I dug this one. A lot. And I retroactively loved the previous ones more as a result.
By way of context, I nearly vomited during movie one, and dozed off for a bit during movie two, both of which may have negatively colored my impressions of said films. Thus, before my impending screening of number three, I set aside a chunk of my evenings for the better part of a week to re-imbibe the prior Hobbits. And not just the standard-issue theatrical cuts, mind you. Nope, I went all-in on the jumbo "Extended Editions." And by the time I finished watching the trilogy-capper, now able to view the Middle Earth series in toto, I found myself gripped by two feelings I was wholly unprepared for: Gladness for having gone on this journey, and sadness that it was now over.
To catch you up on the goings-on for this chapter, The Battle of the Five Armies picks up exactly where the last flick left off, with the dragon Smaug, voiced by Benedict Cumberbatch, vowing vengeance on the band of dwarves who disturbed his slumber and the humans who harbored them, heading toward the nearby province of Lake Town to mete out some fiery retribution. Whether this ends badly (and for whom) I'll leave for you to discover, but suffice it to say, the end of that particular story isn't the end of the journey for Bilbo Baggins, the titular Hobbit played by the impossible-to-dislike Martin Freeman.
Serving as the de facto conscience for dwarf leader Thorin Oakenshield (Richard Armitage), who finds himself consumed with the trappings of power now that he's reclaimed his lost kingdom under the mountain of Erebor, Bilbo reconnects with the returned wizard Gandalf (Ian McKellen, now in his sixth go as the mage), and finds himself as erstwhile mediator between the factions of humans, elves, and dwarves who descend on the dwarves' mountain stronghold with designs on the piles of gold secreted therein. Oh, and let's not forget the hordes of Orcs also waiting in the wings. Without getting into too many spoilers about what ensues, there is a battle, and it may or may not involve somewhere between four and six armies.
With Jackson needing to flesh out this cornucopia of plotlines to a much greater degree than what's actually on the page, we get an extended arc for the bowman Bard (Luke Evans), whose troubled lineage seems to anticipate similar terrain for Aragorn (Viggo Mortensen) in the
Rings
films. We also get a star-crossed love story between Aidan Turnger's dwarf Kili and Evangeline Lilly's elf warrior Tauriel (who Jackson and co-writers Fran Walsh and Phillippa Boyens manufactured out of a whole cloth). There's also some more fancy archery from Orlando Bloom's elf Legolas (also not present in the book), only some of which feels shoehorned in.

######

-- What you will do --
- 1) According to the Hobbit film review, which actor voices the dragon Smaug?
- 2) Resume the Hobbit film review, picking up after its last sentence.
The material that comes after this has no role in the work.

(Annotated element entries)
######

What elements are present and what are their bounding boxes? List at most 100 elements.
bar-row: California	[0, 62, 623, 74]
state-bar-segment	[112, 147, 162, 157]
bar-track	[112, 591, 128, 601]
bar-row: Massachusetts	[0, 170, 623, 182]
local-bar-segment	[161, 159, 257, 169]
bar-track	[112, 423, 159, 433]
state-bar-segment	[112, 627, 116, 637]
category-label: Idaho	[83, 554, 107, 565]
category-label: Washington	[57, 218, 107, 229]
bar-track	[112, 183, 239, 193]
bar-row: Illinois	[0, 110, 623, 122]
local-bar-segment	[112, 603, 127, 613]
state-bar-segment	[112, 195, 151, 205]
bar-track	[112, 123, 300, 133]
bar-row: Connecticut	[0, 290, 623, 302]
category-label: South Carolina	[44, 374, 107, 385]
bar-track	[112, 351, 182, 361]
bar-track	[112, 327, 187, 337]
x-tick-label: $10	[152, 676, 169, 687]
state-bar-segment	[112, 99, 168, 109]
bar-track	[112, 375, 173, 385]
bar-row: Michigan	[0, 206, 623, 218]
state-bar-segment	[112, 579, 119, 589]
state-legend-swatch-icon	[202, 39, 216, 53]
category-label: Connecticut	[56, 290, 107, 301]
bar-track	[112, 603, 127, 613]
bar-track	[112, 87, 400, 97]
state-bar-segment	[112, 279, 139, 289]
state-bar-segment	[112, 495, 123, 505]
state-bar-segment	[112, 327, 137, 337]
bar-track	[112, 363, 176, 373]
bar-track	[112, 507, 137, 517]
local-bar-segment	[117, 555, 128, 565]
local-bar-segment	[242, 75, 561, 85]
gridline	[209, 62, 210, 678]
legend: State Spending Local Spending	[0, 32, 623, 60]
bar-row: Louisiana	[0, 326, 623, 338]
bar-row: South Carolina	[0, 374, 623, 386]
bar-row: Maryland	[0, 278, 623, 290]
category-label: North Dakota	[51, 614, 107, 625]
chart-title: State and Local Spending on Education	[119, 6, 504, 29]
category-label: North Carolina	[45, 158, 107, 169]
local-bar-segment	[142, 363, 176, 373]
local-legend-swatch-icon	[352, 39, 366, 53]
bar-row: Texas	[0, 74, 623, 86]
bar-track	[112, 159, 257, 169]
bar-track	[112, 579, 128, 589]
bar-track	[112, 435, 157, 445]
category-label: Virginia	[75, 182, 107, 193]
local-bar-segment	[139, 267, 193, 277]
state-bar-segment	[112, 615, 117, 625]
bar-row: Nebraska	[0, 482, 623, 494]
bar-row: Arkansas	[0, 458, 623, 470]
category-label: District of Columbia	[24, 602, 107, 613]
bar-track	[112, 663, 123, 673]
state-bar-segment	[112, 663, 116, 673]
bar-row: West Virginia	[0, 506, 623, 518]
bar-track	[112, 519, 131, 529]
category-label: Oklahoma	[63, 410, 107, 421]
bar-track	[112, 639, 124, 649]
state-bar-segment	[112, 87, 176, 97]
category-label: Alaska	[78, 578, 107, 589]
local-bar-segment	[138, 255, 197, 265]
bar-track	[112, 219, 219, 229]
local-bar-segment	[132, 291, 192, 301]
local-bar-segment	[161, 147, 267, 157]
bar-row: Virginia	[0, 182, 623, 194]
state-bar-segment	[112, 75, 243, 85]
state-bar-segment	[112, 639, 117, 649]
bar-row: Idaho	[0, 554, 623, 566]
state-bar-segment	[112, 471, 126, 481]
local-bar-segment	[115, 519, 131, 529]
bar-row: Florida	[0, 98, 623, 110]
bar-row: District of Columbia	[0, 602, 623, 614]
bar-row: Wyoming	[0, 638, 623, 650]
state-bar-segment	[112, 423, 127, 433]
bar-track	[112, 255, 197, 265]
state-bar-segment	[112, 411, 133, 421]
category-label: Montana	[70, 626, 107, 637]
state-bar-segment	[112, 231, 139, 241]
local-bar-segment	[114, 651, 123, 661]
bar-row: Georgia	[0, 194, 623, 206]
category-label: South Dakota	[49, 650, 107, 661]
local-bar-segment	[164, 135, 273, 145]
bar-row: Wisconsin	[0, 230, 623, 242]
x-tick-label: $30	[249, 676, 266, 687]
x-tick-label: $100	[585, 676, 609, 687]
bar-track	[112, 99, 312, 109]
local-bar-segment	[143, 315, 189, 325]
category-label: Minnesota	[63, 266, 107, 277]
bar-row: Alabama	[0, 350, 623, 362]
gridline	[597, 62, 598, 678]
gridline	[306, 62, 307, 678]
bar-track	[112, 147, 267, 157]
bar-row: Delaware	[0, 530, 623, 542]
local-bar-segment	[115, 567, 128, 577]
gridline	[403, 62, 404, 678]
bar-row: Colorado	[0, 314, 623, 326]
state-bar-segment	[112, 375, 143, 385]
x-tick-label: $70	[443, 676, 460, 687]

######

-- Results of the exercise --
- 1) Benedict Cumberbatch

- 2)
Now, not having read the book (I'll get to it one of these days, I swear!), I'm not qualified to address how true a representation of that text this series is, but given that Jackson clocks nearly nine hours of film in service of about three hundred pages of text, I think it's safe to say that if "brevity" was one of Tolkien's original intents, that went out the window about a movie-and-a-half ago. But in lieu of the late author's relative breeziness, what we've gotten instead here is an expanded, immersive examination of the mythical, magical realm he created.
By the time The Battle of the Five Armies reaches the end of its 144-minute runtime (which, in a testament to the power of lowered expectations, is practically puny when stacked against the endurance tests the other Tolkien adaptations have been), our man Bilbo has returned from his many adventures, back to his little Hobbit hole in the Shire. In turn, the Middle Earth cycle has been wound all the way back around to the very beginning of 2001's The Fellowship of the Ring, seamlessly segueing from this trilogy into the previous/later one.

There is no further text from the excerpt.